-- GIVEN TASK --
Report how many lines of these entries hold the string "rank"; reply with the number alone.

-- GIVEN RECORDS --
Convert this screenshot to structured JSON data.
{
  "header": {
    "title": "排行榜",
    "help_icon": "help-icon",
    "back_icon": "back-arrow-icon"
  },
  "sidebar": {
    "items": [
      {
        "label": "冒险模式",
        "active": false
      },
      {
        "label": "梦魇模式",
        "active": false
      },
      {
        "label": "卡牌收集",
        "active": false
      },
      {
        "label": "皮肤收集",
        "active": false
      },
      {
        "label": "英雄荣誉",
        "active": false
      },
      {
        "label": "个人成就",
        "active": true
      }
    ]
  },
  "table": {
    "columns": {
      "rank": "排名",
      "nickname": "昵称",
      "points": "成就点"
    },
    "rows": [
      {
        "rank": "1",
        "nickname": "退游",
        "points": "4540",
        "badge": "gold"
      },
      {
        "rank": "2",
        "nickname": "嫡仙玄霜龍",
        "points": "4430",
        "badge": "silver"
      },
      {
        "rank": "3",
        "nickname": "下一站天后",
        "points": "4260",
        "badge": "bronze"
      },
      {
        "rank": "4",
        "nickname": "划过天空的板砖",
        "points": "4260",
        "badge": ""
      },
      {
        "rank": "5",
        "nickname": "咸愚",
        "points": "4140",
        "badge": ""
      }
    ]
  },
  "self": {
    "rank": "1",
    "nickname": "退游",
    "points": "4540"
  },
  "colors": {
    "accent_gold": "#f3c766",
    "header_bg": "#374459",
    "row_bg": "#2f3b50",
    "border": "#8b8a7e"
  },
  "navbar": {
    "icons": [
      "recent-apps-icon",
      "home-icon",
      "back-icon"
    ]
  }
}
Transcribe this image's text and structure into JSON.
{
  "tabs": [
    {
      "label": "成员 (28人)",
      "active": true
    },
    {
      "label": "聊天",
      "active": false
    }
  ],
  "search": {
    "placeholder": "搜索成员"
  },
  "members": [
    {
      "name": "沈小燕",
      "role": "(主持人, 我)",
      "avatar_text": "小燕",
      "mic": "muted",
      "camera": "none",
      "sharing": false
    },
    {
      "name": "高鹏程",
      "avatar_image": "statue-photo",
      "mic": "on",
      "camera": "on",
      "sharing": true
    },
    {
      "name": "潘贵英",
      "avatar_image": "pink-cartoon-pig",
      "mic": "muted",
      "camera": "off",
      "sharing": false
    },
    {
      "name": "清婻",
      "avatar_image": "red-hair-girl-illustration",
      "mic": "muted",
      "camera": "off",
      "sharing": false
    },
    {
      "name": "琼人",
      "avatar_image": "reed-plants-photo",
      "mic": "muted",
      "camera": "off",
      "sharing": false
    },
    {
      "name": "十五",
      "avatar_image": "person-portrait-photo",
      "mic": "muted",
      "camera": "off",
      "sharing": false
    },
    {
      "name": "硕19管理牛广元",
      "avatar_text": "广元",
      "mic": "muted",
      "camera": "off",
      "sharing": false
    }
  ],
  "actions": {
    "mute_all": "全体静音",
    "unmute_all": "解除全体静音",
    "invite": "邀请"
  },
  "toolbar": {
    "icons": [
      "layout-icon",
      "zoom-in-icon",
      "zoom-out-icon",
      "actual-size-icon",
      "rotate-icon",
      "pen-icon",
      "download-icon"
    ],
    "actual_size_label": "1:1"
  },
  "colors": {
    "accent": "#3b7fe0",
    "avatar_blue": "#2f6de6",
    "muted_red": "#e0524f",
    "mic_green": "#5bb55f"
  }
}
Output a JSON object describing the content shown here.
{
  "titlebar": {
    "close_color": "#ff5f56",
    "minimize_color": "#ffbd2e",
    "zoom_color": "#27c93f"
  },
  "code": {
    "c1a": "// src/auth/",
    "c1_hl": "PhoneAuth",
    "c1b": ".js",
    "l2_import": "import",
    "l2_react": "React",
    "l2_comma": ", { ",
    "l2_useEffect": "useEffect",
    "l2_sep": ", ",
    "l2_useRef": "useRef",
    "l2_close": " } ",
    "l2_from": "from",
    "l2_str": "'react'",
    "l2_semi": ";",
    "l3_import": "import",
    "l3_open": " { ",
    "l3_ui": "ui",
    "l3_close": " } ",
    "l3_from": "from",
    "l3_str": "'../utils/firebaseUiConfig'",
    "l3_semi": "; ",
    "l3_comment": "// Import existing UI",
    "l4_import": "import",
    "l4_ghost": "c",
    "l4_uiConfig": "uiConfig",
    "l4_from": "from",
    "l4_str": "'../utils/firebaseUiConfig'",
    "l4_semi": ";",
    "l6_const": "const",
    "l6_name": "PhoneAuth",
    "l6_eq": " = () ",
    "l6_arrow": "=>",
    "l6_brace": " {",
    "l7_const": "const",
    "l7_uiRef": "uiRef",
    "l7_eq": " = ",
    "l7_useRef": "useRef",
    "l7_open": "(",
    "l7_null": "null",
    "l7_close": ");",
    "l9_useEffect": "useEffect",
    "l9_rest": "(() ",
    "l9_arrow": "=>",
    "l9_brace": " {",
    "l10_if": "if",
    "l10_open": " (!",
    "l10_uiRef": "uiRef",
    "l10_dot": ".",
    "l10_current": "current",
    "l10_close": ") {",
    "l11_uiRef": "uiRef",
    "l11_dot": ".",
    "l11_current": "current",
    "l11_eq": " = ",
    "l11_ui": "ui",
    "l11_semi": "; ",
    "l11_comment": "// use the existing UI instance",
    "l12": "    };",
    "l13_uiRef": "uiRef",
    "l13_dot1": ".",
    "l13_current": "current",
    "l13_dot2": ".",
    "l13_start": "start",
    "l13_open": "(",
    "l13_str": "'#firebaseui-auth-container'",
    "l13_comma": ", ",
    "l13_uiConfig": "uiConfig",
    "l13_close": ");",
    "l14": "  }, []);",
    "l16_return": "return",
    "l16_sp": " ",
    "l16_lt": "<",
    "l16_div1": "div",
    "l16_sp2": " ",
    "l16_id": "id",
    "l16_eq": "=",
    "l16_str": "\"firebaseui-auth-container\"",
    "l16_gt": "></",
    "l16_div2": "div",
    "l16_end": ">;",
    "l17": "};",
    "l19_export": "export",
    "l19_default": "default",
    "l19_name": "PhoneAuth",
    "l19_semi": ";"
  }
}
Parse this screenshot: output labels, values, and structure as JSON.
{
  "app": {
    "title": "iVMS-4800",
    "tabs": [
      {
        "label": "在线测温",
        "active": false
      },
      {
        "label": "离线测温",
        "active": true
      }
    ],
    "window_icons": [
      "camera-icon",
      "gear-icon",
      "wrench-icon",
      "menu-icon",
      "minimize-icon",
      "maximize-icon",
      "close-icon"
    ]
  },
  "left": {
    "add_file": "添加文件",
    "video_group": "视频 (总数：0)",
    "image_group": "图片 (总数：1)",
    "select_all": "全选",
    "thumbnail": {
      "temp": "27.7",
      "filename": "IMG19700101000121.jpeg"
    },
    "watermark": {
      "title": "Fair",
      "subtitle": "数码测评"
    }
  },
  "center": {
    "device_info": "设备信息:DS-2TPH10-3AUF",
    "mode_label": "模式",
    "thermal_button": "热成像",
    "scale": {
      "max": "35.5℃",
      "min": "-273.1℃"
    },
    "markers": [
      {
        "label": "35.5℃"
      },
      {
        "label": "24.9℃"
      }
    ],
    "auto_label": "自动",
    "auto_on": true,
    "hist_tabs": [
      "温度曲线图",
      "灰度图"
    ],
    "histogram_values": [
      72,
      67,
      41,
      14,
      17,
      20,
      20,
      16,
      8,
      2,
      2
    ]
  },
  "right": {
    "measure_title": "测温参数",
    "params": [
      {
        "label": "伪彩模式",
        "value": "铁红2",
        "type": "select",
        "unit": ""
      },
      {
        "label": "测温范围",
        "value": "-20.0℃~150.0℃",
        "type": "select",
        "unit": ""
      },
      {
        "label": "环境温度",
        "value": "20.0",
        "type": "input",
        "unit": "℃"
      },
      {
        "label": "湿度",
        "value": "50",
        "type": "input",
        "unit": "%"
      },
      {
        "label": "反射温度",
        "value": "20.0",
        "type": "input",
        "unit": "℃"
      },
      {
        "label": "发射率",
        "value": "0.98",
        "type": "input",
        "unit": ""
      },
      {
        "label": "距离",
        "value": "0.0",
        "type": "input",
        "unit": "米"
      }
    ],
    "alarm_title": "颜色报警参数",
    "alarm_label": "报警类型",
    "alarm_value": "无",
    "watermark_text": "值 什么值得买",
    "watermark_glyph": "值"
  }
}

-- WRITTEN ANSWER --
7